[SUPPLIED DATA]:
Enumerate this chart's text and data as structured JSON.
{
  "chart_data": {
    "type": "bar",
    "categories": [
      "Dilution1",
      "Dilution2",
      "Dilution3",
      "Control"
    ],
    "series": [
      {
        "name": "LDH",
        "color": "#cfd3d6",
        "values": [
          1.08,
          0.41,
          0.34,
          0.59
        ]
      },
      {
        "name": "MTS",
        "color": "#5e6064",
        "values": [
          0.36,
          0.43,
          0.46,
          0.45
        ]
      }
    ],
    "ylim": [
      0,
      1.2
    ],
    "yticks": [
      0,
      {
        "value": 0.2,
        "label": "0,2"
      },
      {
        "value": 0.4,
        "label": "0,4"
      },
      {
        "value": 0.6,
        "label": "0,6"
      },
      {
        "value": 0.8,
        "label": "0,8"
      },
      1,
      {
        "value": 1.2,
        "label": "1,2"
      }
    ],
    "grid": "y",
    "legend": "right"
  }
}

[EXERCISE TASK]: Reproduce the complete data exactly as presented above.

[OUTPUT FOR THIS TASK]:
Enumerate this chart's text and data as structured JSON.
{
  "chart_data": {
    "type": "bar",
    "categories": [
      "Dilution1",
      "Dilution2",
      "Dilution3",
      "Control"
    ],
    "series": [
      {
        "name": "LDH",
        "color": "#cfd3d6",
        "values": [
          1.08,
          0.41,
          0.34,
          0.59
        ]
      },
      {
        "name": "MTS",
        "color": "#5e6064",
        "values": [
          0.36,
          0.43,
          0.46,
          0.45
        ]
      }
    ],
    "ylim": [
      0,
      1.2
    ],
    "yticks": [
      0,
      {
        "value": 0.2,
        "label": "0,2"
      },
      {
        "value": 0.4,
        "label": "0,4"
      },
      {
        "value": 0.6,
        "label": "0,6"
      },
      {
        "value": 0.8,
        "label": "0,8"
      },
      1,
      {
        "value": 1.2,
        "label": "1,2"
      }
    ],
    "grid": "y",
    "legend": "right"
  }
}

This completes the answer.